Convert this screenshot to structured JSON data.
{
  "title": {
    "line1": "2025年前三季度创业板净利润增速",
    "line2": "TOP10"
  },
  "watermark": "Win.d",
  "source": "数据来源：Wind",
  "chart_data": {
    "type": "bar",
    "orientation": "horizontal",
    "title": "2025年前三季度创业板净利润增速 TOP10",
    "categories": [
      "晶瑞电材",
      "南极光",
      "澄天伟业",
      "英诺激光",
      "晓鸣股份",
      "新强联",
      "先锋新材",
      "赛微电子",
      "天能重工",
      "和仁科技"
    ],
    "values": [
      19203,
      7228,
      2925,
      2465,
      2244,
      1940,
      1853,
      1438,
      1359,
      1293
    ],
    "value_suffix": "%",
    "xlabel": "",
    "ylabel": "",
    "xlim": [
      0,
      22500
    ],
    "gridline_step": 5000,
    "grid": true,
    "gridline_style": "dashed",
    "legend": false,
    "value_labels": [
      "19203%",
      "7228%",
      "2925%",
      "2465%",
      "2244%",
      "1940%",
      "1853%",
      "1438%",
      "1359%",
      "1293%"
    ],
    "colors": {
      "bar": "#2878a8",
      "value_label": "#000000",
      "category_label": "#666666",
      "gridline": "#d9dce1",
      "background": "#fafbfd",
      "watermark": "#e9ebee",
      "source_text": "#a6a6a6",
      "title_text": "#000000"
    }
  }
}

— EXERCISE DETAILS —
Above are the records; retype every one exactly.

— SOLUTION TO THIS PROBLEM —
Convert this screenshot to structured JSON data.
{
  "title": {
    "line1": "2025年前三季度创业板净利润增速",
    "line2": "TOP10"
  },
  "watermark": "Win.d",
  "source": "数据来源：Wind",
  "chart_data": {
    "type": "bar",
    "orientation": "horizontal",
    "title": "2025年前三季度创业板净利润增速 TOP10",
    "categories": [
      "晶瑞电材",
      "南极光",
      "澄天伟业",
      "英诺激光",
      "晓鸣股份",
      "新强联",
      "先锋新材",
      "赛微电子",
      "天能重工",
      "和仁科技"
    ],
    "values": [
      19203,
      7228,
      2925,
      2465,
      2244,
      1940,
      1853,
      1438,
      1359,
      1293
    ],
    "value_suffix": "%",
    "xlabel": "",
    "ylabel": "",
    "xlim": [
      0,
      22500
    ],
    "gridline_step": 5000,
    "grid": true,
    "gridline_style": "dashed",
    "legend": false,
    "value_labels": [
      "19203%",
      "7228%",
      "2925%",
      "2465%",
      "2244%",
      "1940%",
      "1853%",
      "1438%",
      "1359%",
      "1293%"
    ],
    "colors": {
      "bar": "#2878a8",
      "value_label": "#000000",
      "category_label": "#666666",
      "gridline": "#d9dce1",
      "background": "#fafbfd",
      "watermark": "#e9ebee",
      "source_text": "#a6a6a6",
      "title_text": "#000000"
    }
  }
}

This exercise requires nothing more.